Set exercise:
Copy all entries without alteration and skip the pictures they hold.

Working data:
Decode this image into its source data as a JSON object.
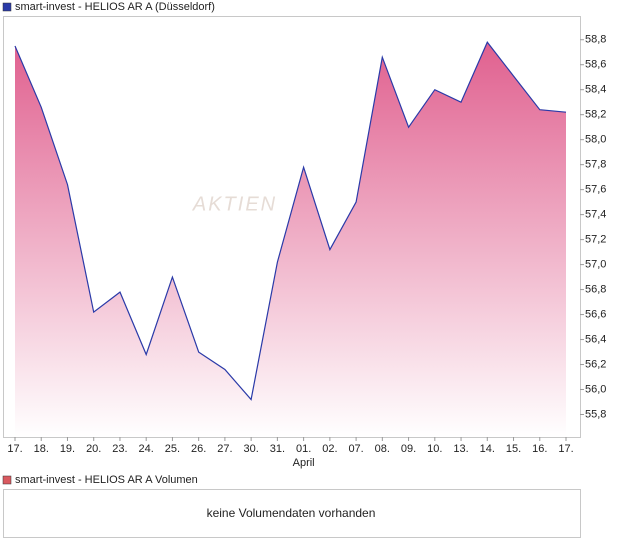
{
  "chart_data": {
    "type": "area",
    "legend_title": "smart-invest - HELIOS AR A (Düsseldorf)",
    "watermark": "AKTIEN",
    "categories": [
      "17.",
      "18.",
      "19.",
      "20.",
      "23.",
      "24.",
      "25.",
      "26.",
      "27.",
      "30.",
      "31.",
      "01.",
      "02.",
      "07.",
      "08.",
      "09.",
      "10.",
      "13.",
      "14.",
      "15.",
      "16.",
      "17."
    ],
    "x_annotation": {
      "category_index": 11,
      "label": "April"
    },
    "series": [
      {
        "name": "smart-invest - HELIOS AR A (Düsseldorf)",
        "color": "#2a3aa8",
        "fill_color": "#e0608f",
        "values": [
          58.75,
          58.26,
          57.64,
          56.62,
          56.78,
          56.28,
          56.9,
          56.3,
          56.16,
          55.92,
          57.02,
          57.78,
          57.12,
          57.5,
          58.66,
          58.1,
          58.4,
          58.3,
          58.78,
          58.51,
          58.24,
          58.22
        ]
      }
    ],
    "ylim": [
      55.62,
      58.99
    ],
    "yticks": [
      {
        "value": 55.8,
        "label": "55,8"
      },
      {
        "value": 56.0,
        "label": "56,0"
      },
      {
        "value": 56.2,
        "label": "56,2"
      },
      {
        "value": 56.4,
        "label": "56,4"
      },
      {
        "value": 56.6,
        "label": "56,6"
      },
      {
        "value": 56.8,
        "label": "56,8"
      },
      {
        "value": 57.0,
        "label": "57,0"
      },
      {
        "value": 57.2,
        "label": "57,2"
      },
      {
        "value": 57.4,
        "label": "57,4"
      },
      {
        "value": 57.6,
        "label": "57,6"
      },
      {
        "value": 57.8,
        "label": "57,8"
      },
      {
        "value": 58.0,
        "label": "58,0"
      },
      {
        "value": 58.2,
        "label": "58,2"
      },
      {
        "value": 58.4,
        "label": "58,4"
      },
      {
        "value": 58.6,
        "label": "58,6"
      },
      {
        "value": 58.8,
        "label": "58,8"
      }
    ],
    "y_axis_side": "right"
  },
  "volume_panel": {
    "legend_title": "smart-invest - HELIOS AR A Volumen",
    "color": "#d9595f",
    "message": "keine Volumendaten vorhanden"
  }
}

Task output:
Decode this image into its source data as a JSON object.
{
  "chart_data": {
    "type": "area",
    "legend_title": "smart-invest - HELIOS AR A (Düsseldorf)",
    "watermark": "AKTIEN",
    "categories": [
      "17.",
      "18.",
      "19.",
      "20.",
      "23.",
      "24.",
      "25.",
      "26.",
      "27.",
      "30.",
      "31.",
      "01.",
      "02.",
      "07.",
      "08.",
      "09.",
      "10.",
      "13.",
      "14.",
      "15.",
      "16.",
      "17."
    ],
    "x_annotation": {
      "category_index": 11,
      "label": "April"
    },
    "series": [
      {
        "name": "smart-invest - HELIOS AR A (Düsseldorf)",
        "color": "#2a3aa8",
        "fill_color": "#e0608f",
        "values": [
          58.75,
          58.26,
          57.64,
          56.62,
          56.78,
          56.28,
          56.9,
          56.3,
          56.16,
          55.92,
          57.02,
          57.78,
          57.12,
          57.5,
          58.66,
          58.1,
          58.4,
          58.3,
          58.78,
          58.51,
          58.24,
          58.22
        ]
      }
    ],
    "ylim": [
      55.62,
      58.99
    ],
    "yticks": [
      {
        "value": 55.8,
        "label": "55,8"
      },
      {
        "value": 56.0,
        "label": "56,0"
      },
      {
        "value": 56.2,
        "label": "56,2"
      },
      {
        "value": 56.4,
        "label": "56,4"
      },
      {
        "value": 56.6,
        "label": "56,6"
      },
      {
        "value": 56.8,
        "label": "56,8"
      },
      {
        "value": 57.0,
        "label": "57,0"
      },
      {
        "value": 57.2,
        "label": "57,2"
      },
      {
        "value": 57.4,
        "label": "57,4"
      },
      {
        "value": 57.6,
        "label": "57,6"
      },
      {
        "value": 57.8,
        "label": "57,8"
      },
      {
        "value": 58.0,
        "label": "58,0"
      },
      {
        "value": 58.2,
        "label": "58,2"
      },
      {
        "value": 58.4,
        "label": "58,4"
      },
      {
        "value": 58.6,
        "label": "58,6"
      },
      {
        "value": 58.8,
        "label": "58,8"
      }
    ],
    "y_axis_side": "right"
  },
  "volume_panel": {
    "legend_title": "smart-invest - HELIOS AR A Volumen",
    "color": "#d9595f",
    "message": "keine Volumendaten vorhanden"
  }
}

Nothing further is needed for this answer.